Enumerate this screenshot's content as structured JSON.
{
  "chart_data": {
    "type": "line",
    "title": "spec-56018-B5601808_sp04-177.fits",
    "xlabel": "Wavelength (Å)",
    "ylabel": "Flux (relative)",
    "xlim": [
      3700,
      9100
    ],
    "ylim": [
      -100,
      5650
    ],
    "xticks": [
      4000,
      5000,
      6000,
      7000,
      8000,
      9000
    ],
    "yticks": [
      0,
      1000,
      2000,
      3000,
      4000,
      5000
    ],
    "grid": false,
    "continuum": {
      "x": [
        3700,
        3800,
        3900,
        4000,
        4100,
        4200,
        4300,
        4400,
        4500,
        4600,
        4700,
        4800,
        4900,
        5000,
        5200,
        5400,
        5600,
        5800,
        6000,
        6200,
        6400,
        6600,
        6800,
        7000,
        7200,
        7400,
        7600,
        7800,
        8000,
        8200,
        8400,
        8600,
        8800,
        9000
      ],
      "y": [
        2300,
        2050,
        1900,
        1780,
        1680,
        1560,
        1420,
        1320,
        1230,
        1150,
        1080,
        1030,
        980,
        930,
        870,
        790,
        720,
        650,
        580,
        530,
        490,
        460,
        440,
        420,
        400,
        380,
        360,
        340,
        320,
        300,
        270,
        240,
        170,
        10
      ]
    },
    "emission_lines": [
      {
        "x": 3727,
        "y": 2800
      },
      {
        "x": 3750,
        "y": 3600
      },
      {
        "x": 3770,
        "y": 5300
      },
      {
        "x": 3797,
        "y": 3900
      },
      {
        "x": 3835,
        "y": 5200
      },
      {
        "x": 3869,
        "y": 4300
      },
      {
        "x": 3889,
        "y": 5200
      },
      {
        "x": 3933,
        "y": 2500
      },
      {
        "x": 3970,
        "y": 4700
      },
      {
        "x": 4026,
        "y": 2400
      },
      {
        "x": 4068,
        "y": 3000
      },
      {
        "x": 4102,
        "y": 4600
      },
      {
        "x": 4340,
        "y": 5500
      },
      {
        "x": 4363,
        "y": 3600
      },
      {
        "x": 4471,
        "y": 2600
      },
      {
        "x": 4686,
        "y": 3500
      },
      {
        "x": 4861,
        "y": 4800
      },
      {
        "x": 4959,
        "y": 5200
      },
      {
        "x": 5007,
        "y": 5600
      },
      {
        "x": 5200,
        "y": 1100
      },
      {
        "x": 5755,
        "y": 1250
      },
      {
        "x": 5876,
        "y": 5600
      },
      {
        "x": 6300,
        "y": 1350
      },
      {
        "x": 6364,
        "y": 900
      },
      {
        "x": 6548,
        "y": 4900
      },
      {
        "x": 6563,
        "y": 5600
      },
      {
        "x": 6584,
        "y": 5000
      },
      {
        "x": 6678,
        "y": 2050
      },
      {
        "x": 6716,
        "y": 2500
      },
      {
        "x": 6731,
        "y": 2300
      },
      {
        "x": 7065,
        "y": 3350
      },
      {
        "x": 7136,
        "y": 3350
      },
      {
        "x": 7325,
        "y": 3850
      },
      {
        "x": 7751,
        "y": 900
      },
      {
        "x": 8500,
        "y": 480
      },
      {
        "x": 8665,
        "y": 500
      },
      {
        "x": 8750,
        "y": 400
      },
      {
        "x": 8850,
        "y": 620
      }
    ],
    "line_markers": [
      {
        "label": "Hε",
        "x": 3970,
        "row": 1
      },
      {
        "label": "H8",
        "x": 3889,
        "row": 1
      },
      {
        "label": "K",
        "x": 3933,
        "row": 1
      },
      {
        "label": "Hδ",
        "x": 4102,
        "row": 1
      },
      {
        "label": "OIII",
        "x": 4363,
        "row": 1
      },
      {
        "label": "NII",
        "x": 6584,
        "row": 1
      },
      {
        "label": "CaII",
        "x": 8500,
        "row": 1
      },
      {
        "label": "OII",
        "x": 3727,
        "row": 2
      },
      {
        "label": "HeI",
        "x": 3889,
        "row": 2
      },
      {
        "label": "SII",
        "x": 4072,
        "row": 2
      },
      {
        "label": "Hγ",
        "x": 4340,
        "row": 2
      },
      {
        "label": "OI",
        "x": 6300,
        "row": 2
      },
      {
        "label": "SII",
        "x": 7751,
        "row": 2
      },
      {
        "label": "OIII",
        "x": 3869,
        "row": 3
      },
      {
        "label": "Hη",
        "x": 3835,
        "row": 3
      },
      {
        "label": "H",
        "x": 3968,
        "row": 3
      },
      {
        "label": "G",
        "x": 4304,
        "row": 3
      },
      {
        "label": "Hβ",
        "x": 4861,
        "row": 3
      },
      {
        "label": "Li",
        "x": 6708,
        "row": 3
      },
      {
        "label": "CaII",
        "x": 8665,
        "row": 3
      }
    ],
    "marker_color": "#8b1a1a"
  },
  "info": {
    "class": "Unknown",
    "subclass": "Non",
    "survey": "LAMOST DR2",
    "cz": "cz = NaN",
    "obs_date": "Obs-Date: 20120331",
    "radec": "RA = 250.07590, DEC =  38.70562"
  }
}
++++++++++++++++++++
(GOAL)
Return all of the data word for word.

(PROBLEM SOLUTION)
Enumerate this screenshot's content as structured JSON.
{
  "chart_data": {
    "type": "line",
    "title": "spec-56018-B5601808_sp04-177.fits",
    "xlabel": "Wavelength (Å)",
    "ylabel": "Flux (relative)",
    "xlim": [
      3700,
      9100
    ],
    "ylim": [
      -100,
      5650
    ],
    "xticks": [
      4000,
      5000,
      6000,
      7000,
      8000,
      9000
    ],
    "yticks": [
      0,
      1000,
      2000,
      3000,
      4000,
      5000
    ],
    "grid": false,
    "continuum": {
      "x": [
        3700,
        3800,
        3900,
        4000,
        4100,
        4200,
        4300,
        4400,
        4500,
        4600,
        4700,
        4800,
        4900,
        5000,
        5200,
        5400,
        5600,
        5800,
        6000,
        6200,
        6400,
        6600,
        6800,
        7000,
        7200,
        7400,
        7600,
        7800,
        8000,
        8200,
        8400,
        8600,
        8800,
        9000
      ],
      "y": [
        2300,
        2050,
        1900,
        1780,
        1680,
        1560,
        1420,
        1320,
        1230,
        1150,
        1080,
        1030,
        980,
        930,
        870,
        790,
        720,
        650,
        580,
        530,
        490,
        460,
        440,
        420,
        400,
        380,
        360,
        340,
        320,
        300,
        270,
        240,
        170,
        10
      ]
    },
    "emission_lines": [
      {
        "x": 3727,
        "y": 2800
      },
      {
        "x": 3750,
        "y": 3600
      },
      {
        "x": 3770,
        "y": 5300
      },
      {
        "x": 3797,
        "y": 3900
      },
      {
        "x": 3835,
        "y": 5200
      },
      {
        "x": 3869,
        "y": 4300
      },
      {
        "x": 3889,
        "y": 5200
      },
      {
        "x": 3933,
        "y": 2500
      },
      {
        "x": 3970,
        "y": 4700
      },
      {
        "x": 4026,
        "y": 2400
      },
      {
        "x": 4068,
        "y": 3000
      },
      {
        "x": 4102,
        "y": 4600
      },
      {
        "x": 4340,
        "y": 5500
      },
      {
        "x": 4363,
        "y": 3600
      },
      {
        "x": 4471,
        "y": 2600
      },
      {
        "x": 4686,
        "y": 3500
      },
      {
        "x": 4861,
        "y": 4800
      },
      {
        "x": 4959,
        "y": 5200
      },
      {
        "x": 5007,
        "y": 5600
      },
      {
        "x": 5200,
        "y": 1100
      },
      {
        "x": 5755,
        "y": 1250
      },
      {
        "x": 5876,
        "y": 5600
      },
      {
        "x": 6300,
        "y": 1350
      },
      {
        "x": 6364,
        "y": 900
      },
      {
        "x": 6548,
        "y": 4900
      },
      {
        "x": 6563,
        "y": 5600
      },
      {
        "x": 6584,
        "y": 5000
      },
      {
        "x": 6678,
        "y": 2050
      },
      {
        "x": 6716,
        "y": 2500
      },
      {
        "x": 6731,
        "y": 2300
      },
      {
        "x": 7065,
        "y": 3350
      },
      {
        "x": 7136,
        "y": 3350
      },
      {
        "x": 7325,
        "y": 3850
      },
      {
        "x": 7751,
        "y": 900
      },
      {
        "x": 8500,
        "y": 480
      },
      {
        "x": 8665,
        "y": 500
      },
      {
        "x": 8750,
        "y": 400
      },
      {
        "x": 8850,
        "y": 620
      }
    ],
    "line_markers": [
      {
        "label": "Hε",
        "x": 3970,
        "row": 1
      },
      {
        "label": "H8",
        "x": 3889,
        "row": 1
      },
      {
        "label": "K",
        "x": 3933,
        "row": 1
      },
      {
        "label": "Hδ",
        "x": 4102,
        "row": 1
      },
      {
        "label": "OIII",
        "x": 4363,
        "row": 1
      },
      {
        "label": "NII",
        "x": 6584,
        "row": 1
      },
      {
        "label": "CaII",
        "x": 8500,
        "row": 1
      },
      {
        "label": "OII",
        "x": 3727,
        "row": 2
      },
      {
        "label": "HeI",
        "x": 3889,
        "row": 2
      },
      {
        "label": "SII",
        "x": 4072,
        "row": 2
      },
      {
        "label": "Hγ",
        "x": 4340,
        "row": 2
      },
      {
        "label": "OI",
        "x": 6300,
        "row": 2
      },
      {
        "label": "SII",
        "x": 7751,
        "row": 2
      },
      {
        "label": "OIII",
        "x": 3869,
        "row": 3
      },
      {
        "label": "Hη",
        "x": 3835,
        "row": 3
      },
      {
        "label": "H",
        "x": 3968,
        "row": 3
      },
      {
        "label": "G",
        "x": 4304,
        "row": 3
      },
      {
        "label": "Hβ",
        "x": 4861,
        "row": 3
      },
      {
        "label": "Li",
        "x": 6708,
        "row": 3
      },
      {
        "label": "CaII",
        "x": 8665,
        "row": 3
      }
    ],
    "marker_color": "#8b1a1a"
  },
  "info": {
    "class": "Unknown",
    "subclass": "Non",
    "survey": "LAMOST DR2",
    "cz": "cz = NaN",
    "obs_date": "Obs-Date: 20120331",
    "radec": "RA = 250.07590, DEC =  38.70562"
  }
}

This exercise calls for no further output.